┌─ SUPPLIED INFORMATION

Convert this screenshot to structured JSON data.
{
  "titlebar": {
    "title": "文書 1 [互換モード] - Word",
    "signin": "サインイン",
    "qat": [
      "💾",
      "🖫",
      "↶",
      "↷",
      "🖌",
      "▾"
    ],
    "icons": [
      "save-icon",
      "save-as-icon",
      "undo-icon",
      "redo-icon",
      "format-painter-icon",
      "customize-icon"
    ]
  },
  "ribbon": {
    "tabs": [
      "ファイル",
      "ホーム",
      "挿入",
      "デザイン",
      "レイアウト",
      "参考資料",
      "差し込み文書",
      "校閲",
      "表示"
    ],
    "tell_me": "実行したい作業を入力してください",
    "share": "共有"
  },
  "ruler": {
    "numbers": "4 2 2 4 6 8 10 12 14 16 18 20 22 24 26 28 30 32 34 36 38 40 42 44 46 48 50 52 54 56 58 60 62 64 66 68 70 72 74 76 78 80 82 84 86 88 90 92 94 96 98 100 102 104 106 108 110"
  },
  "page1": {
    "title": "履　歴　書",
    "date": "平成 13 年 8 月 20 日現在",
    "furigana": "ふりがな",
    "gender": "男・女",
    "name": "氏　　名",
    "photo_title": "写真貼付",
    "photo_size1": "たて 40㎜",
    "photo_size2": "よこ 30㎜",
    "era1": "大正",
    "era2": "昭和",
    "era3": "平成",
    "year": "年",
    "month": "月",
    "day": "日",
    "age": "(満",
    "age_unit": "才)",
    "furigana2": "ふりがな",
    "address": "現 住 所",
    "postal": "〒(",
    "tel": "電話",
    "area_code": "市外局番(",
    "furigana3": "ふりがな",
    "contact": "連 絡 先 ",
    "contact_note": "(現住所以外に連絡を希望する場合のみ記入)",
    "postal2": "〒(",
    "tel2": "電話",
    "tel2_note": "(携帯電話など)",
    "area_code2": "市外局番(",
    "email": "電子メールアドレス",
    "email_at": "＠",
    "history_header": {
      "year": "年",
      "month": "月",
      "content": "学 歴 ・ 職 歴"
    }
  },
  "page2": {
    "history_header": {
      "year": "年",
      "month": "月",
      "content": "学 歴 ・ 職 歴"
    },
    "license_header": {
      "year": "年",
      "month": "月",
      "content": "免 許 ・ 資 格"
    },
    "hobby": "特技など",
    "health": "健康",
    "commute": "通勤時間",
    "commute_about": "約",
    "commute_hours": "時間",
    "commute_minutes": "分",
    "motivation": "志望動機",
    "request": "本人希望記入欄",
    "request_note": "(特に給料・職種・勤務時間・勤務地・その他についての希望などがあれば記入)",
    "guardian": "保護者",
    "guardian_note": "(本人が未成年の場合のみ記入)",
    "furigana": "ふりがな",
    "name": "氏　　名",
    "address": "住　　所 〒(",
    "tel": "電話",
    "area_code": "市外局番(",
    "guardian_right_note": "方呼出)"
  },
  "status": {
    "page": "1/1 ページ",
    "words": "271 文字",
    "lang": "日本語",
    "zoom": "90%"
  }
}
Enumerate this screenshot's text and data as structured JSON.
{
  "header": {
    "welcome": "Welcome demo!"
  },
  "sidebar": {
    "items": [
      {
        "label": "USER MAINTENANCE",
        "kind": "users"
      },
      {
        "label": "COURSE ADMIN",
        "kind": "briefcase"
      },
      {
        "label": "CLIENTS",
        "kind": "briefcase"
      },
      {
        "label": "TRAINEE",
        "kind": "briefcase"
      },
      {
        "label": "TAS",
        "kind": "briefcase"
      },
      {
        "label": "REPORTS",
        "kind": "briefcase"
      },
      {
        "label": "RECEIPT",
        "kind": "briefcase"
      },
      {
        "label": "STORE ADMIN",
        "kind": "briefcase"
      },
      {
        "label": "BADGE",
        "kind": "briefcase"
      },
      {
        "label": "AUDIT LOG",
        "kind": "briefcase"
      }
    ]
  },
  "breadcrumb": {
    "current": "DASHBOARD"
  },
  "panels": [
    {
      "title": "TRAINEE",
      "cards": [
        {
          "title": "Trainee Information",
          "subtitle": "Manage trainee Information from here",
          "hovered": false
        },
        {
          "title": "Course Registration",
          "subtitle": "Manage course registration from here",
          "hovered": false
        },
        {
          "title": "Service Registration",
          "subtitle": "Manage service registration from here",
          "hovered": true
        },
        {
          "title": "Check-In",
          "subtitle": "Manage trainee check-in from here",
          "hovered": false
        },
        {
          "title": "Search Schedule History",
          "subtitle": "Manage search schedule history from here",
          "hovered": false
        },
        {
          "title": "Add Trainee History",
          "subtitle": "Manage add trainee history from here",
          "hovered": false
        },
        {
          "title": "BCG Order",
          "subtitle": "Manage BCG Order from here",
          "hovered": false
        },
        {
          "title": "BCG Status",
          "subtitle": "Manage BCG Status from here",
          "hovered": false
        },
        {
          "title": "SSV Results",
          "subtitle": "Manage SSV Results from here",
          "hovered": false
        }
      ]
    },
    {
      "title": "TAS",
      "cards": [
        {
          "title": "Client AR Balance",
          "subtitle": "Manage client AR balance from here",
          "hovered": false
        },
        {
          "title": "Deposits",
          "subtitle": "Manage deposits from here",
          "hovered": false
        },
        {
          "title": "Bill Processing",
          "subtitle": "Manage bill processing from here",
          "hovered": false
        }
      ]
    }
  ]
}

└─

[EXERCISE GOAL]
Above are some records. Print them all exactly.

[SOLUTION FOR THIS TASK]
Convert this screenshot to structured JSON data.
{
  "titlebar": {
    "title": "文書 1 [互換モード] - Word",
    "signin": "サインイン",
    "qat": [
      "💾",
      "🖫",
      "↶",
      "↷",
      "🖌",
      "▾"
    ],
    "icons": [
      "save-icon",
      "save-as-icon",
      "undo-icon",
      "redo-icon",
      "format-painter-icon",
      "customize-icon"
    ]
  },
  "ribbon": {
    "tabs": [
      "ファイル",
      "ホーム",
      "挿入",
      "デザイン",
      "レイアウト",
      "参考資料",
      "差し込み文書",
      "校閲",
      "表示"
    ],
    "tell_me": "実行したい作業を入力してください",
    "share": "共有"
  },
  "ruler": {
    "numbers": "4 2 2 4 6 8 10 12 14 16 18 20 22 24 26 28 30 32 34 36 38 40 42 44 46 48 50 52 54 56 58 60 62 64 66 68 70 72 74 76 78 80 82 84 86 88 90 92 94 96 98 100 102 104 106 108 110"
  },
  "page1": {
    "title": "履　歴　書",
    "date": "平成 13 年 8 月 20 日現在",
    "furigana": "ふりがな",
    "gender": "男・女",
    "name": "氏　　名",
    "photo_title": "写真貼付",
    "photo_size1": "たて 40㎜",
    "photo_size2": "よこ 30㎜",
    "era1": "大正",
    "era2": "昭和",
    "era3": "平成",
    "year": "年",
    "month": "月",
    "day": "日",
    "age": "(満",
    "age_unit": "才)",
    "furigana2": "ふりがな",
    "address": "現 住 所",
    "postal": "〒(",
    "tel": "電話",
    "area_code": "市外局番(",
    "furigana3": "ふりがな",
    "contact": "連 絡 先 ",
    "contact_note": "(現住所以外に連絡を希望する場合のみ記入)",
    "postal2": "〒(",
    "tel2": "電話",
    "tel2_note": "(携帯電話など)",
    "area_code2": "市外局番(",
    "email": "電子メールアドレス",
    "email_at": "＠",
    "history_header": {
      "year": "年",
      "month": "月",
      "content": "学 歴 ・ 職 歴"
    }
  },
  "page2": {
    "history_header": {
      "year": "年",
      "month": "月",
      "content": "学 歴 ・ 職 歴"
    },
    "license_header": {
      "year": "年",
      "month": "月",
      "content": "免 許 ・ 資 格"
    },
    "hobby": "特技など",
    "health": "健康",
    "commute": "通勤時間",
    "commute_about": "約",
    "commute_hours": "時間",
    "commute_minutes": "分",
    "motivation": "志望動機",
    "request": "本人希望記入欄",
    "request_note": "(特に給料・職種・勤務時間・勤務地・その他についての希望などがあれば記入)",
    "guardian": "保護者",
    "guardian_note": "(本人が未成年の場合のみ記入)",
    "furigana": "ふりがな",
    "name": "氏　　名",
    "address": "住　　所 〒(",
    "tel": "電話",
    "area_code": "市外局番(",
    "guardian_right_note": "方呼出)"
  },
  "status": {
    "page": "1/1 ページ",
    "words": "271 文字",
    "lang": "日本語",
    "zoom": "90%"
  }
}
Enumerate this screenshot's text and data as structured JSON.
{
  "header": {
    "welcome": "Welcome demo!"
  },
  "sidebar": {
    "items": [
      {
        "label": "USER MAINTENANCE",
        "kind": "users"
      },
      {
        "label": "COURSE ADMIN",
        "kind": "briefcase"
      },
      {
        "label": "CLIENTS",
        "kind": "briefcase"
      },
      {
        "label": "TRAINEE",
        "kind": "briefcase"
      },
      {
        "label": "TAS",
        "kind": "briefcase"
      },
      {
        "label": "REPORTS",
        "kind": "briefcase"
      },
      {
        "label": "RECEIPT",
        "kind": "briefcase"
      },
      {
        "label": "STORE ADMIN",
        "kind": "briefcase"
      },
      {
        "label": "BADGE",
        "kind": "briefcase"
      },
      {
        "label": "AUDIT LOG",
        "kind": "briefcase"
      }
    ]
  },
  "breadcrumb": {
    "current": "DASHBOARD"
  },
  "panels": [
    {
      "title": "TRAINEE",
      "cards": [
        {
          "title": "Trainee Information",
          "subtitle": "Manage trainee Information from here",
          "hovered": false
        },
        {
          "title": "Course Registration",
          "subtitle": "Manage course registration from here",
          "hovered": false
        },
        {
          "title": "Service Registration",
          "subtitle": "Manage service registration from here",
          "hovered": true
        },
        {
          "title": "Check-In",
          "subtitle": "Manage trainee check-in from here",
          "hovered": false
        },
        {
          "title": "Search Schedule History",
          "subtitle": "Manage search schedule history from here",
          "hovered": false
        },
        {
          "title": "Add Trainee History",
          "subtitle": "Manage add trainee history from here",
          "hovered": false
        },
        {
          "title": "BCG Order",
          "subtitle": "Manage BCG Order from here",
          "hovered": false
        },
        {
          "title": "BCG Status",
          "subtitle": "Manage BCG Status from here",
          "hovered": false
        },
        {
          "title": "SSV Results",
          "subtitle": "Manage SSV Results from here",
          "hovered": false
        }
      ]
    },
    {
      "title": "TAS",
      "cards": [
        {
          "title": "Client AR Balance",
          "subtitle": "Manage client AR balance from here",
          "hovered": false
        },
        {
          "title": "Deposits",
          "subtitle": "Manage deposits from here",
          "hovered": false
        },
        {
          "title": "Bill Processing",
          "subtitle": "Manage bill processing from here",
          "hovered": false
        }
      ]
    }
  ]
}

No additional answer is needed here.